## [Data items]
________________________________________
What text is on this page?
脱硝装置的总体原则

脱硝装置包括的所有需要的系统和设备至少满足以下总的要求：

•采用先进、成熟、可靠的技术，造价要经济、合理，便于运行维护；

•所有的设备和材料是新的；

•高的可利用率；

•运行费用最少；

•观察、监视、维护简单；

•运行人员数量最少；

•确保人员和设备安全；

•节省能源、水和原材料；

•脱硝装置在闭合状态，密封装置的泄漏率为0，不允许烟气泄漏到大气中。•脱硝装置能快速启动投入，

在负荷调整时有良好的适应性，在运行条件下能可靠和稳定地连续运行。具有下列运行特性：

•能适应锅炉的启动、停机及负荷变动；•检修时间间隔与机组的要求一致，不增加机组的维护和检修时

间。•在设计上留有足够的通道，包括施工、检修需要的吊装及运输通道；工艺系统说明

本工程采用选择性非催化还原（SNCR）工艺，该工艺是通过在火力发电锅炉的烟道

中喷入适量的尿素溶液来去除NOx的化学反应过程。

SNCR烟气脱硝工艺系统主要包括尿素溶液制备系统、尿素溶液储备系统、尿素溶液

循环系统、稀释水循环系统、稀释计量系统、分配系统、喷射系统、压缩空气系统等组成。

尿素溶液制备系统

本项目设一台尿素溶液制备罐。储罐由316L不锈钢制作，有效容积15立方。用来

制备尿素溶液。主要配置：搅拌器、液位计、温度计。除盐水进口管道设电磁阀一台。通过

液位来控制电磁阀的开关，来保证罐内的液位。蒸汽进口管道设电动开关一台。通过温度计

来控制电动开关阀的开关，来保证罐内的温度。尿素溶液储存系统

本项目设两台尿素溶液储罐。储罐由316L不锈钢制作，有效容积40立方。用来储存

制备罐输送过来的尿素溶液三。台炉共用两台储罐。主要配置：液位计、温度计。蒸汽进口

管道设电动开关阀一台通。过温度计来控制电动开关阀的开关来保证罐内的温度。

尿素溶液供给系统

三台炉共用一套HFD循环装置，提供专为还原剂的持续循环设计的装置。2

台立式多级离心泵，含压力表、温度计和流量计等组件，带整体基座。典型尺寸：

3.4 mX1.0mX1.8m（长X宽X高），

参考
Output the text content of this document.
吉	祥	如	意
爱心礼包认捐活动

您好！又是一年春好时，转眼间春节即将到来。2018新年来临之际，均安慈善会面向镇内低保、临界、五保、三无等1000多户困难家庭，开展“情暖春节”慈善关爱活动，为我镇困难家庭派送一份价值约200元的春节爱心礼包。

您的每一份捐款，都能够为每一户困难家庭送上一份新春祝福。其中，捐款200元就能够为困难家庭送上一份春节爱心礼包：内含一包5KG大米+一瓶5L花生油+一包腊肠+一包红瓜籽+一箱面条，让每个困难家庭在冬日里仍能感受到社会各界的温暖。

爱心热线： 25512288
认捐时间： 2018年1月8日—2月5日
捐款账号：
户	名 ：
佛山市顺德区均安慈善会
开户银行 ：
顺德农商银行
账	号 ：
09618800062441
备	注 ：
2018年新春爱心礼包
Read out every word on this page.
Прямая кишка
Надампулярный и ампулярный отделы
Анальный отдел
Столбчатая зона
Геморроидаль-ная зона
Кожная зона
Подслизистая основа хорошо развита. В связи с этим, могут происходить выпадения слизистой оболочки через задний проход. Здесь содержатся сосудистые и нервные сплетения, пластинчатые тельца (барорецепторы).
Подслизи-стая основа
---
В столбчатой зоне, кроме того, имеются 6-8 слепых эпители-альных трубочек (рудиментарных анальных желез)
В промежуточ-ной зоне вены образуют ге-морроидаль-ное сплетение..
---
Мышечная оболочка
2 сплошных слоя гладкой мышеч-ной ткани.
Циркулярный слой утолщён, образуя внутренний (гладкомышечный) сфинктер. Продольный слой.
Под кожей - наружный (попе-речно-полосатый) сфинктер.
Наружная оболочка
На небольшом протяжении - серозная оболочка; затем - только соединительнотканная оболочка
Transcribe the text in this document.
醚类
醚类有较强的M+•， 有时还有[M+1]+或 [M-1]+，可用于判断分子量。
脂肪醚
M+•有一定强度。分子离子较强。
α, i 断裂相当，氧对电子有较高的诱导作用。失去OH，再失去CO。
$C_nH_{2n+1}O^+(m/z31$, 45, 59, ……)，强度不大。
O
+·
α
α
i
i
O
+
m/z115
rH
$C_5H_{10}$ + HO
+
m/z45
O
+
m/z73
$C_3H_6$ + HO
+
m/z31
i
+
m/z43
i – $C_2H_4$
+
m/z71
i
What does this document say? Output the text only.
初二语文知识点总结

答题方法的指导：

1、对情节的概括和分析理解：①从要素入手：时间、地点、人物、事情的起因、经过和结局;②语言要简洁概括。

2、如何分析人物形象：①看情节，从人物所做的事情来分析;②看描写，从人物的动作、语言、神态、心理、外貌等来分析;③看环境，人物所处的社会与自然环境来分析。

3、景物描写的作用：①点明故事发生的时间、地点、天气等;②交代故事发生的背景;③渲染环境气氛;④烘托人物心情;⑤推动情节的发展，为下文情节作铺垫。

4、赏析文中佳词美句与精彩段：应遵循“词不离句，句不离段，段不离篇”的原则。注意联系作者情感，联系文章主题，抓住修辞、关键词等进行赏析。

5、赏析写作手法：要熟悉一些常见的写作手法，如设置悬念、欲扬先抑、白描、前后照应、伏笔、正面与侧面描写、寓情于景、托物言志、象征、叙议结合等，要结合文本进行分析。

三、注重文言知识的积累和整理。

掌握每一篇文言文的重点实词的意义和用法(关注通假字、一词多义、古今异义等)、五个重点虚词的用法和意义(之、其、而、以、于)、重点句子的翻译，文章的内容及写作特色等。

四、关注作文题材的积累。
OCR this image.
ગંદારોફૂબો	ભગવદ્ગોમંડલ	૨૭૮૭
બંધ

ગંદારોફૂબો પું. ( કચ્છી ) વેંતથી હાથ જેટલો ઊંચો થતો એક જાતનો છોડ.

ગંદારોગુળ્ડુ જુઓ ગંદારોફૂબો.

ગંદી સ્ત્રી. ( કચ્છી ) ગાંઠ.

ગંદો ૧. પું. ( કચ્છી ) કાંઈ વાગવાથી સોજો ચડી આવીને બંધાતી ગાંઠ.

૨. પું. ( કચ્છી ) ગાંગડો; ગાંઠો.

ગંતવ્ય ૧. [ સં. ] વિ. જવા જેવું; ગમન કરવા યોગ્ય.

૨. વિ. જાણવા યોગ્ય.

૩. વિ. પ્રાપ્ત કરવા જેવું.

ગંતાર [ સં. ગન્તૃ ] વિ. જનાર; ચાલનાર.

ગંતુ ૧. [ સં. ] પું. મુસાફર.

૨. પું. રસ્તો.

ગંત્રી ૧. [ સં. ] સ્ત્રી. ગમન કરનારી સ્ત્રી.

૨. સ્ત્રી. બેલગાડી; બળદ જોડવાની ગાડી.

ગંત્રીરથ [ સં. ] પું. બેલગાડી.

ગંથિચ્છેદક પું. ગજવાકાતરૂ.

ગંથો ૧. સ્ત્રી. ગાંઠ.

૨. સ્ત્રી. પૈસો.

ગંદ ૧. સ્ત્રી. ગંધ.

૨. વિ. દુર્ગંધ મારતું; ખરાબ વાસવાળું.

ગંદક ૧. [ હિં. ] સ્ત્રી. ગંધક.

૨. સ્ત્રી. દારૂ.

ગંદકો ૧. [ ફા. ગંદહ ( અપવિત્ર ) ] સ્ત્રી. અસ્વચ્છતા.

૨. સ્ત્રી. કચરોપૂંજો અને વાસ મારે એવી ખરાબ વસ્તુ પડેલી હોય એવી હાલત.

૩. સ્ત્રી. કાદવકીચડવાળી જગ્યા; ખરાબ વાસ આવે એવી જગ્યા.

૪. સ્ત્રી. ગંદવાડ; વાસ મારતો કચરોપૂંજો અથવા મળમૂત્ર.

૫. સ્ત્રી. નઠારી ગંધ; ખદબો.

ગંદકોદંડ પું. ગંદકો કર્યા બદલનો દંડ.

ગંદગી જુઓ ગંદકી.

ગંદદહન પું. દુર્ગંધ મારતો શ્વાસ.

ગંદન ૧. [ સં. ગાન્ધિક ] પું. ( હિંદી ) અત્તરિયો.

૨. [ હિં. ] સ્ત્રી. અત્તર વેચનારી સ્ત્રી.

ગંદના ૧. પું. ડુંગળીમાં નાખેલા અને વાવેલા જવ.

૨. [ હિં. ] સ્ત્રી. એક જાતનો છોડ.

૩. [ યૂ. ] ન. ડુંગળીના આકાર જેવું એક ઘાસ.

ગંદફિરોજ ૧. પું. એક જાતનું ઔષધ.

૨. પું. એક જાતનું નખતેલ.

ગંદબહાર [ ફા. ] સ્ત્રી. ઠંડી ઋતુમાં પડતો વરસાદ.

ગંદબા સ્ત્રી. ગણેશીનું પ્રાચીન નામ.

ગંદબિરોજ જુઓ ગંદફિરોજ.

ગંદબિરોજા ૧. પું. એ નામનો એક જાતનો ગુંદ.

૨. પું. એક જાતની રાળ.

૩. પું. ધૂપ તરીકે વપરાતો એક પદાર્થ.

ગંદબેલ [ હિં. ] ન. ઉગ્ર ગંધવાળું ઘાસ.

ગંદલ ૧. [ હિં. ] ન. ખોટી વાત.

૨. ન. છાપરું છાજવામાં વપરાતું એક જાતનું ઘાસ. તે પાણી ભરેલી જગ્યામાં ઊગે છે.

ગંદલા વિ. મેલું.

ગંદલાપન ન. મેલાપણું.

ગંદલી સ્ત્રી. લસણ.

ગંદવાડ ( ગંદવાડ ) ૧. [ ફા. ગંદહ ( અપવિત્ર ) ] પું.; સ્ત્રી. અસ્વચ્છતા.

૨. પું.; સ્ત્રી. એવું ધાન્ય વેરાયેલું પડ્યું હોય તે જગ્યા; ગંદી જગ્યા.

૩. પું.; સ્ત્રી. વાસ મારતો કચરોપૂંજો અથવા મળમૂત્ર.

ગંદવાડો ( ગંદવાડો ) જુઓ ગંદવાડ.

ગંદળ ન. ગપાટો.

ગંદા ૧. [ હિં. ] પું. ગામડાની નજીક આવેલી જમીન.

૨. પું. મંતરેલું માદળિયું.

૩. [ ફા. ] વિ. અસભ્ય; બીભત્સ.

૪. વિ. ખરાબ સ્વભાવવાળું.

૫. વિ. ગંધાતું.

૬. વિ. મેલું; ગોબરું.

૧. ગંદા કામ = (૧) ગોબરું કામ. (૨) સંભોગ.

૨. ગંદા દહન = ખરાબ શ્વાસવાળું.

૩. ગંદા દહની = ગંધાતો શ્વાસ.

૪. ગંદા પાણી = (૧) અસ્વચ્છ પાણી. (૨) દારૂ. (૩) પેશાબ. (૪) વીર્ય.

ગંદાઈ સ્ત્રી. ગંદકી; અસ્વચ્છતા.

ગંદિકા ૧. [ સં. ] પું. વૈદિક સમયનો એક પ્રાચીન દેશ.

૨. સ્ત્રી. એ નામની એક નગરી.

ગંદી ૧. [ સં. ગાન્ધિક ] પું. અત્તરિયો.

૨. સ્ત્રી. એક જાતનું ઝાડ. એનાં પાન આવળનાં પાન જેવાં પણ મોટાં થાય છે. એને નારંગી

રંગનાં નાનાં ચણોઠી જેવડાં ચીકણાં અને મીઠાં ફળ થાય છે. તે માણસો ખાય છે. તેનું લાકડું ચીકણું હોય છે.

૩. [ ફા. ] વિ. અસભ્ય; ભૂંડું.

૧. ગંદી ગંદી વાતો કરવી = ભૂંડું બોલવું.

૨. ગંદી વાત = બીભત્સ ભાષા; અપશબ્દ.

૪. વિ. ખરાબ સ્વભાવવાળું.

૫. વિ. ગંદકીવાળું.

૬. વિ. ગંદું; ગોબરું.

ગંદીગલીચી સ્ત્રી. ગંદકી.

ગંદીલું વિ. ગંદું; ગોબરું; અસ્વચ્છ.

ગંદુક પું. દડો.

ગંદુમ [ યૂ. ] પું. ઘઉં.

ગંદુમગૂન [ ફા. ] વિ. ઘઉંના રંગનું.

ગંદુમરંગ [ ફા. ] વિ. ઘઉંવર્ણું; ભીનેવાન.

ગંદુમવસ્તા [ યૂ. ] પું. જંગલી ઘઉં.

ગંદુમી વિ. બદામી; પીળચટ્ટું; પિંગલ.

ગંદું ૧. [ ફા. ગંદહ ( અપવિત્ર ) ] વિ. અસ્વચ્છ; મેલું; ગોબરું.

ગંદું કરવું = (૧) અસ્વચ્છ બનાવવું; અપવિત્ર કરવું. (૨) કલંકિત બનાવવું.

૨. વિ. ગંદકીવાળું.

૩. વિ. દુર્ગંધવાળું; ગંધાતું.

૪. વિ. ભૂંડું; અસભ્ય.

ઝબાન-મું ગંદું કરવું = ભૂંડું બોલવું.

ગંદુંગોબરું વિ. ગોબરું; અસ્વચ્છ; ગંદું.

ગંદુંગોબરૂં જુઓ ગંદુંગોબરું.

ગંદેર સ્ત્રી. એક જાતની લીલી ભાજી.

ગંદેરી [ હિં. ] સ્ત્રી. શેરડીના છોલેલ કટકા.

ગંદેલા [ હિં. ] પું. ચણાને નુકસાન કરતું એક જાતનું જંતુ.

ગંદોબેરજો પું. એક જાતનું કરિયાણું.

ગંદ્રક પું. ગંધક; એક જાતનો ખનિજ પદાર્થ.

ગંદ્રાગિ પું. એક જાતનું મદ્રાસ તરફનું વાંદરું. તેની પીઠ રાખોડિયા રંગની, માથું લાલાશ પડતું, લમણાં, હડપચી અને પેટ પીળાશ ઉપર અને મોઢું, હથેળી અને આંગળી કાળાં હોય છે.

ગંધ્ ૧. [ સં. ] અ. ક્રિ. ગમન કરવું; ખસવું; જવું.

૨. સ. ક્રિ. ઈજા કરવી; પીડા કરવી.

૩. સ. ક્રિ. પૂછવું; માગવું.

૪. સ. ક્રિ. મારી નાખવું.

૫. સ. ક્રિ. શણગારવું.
________________________________________
## [WORK REQUIRED]
Find all the lines containing "основа" in the material, then copy them.

## [WRITTEN RESPONSE]
Подслизистая основа хорошо развита. В связи с этим, могут происходить выпадения слизистой оболочки через задний проход. Здесь содержатся сосудистые и нервные сплетения, пластинчатые тельца (барорецепторы).
Подслизи-стая основа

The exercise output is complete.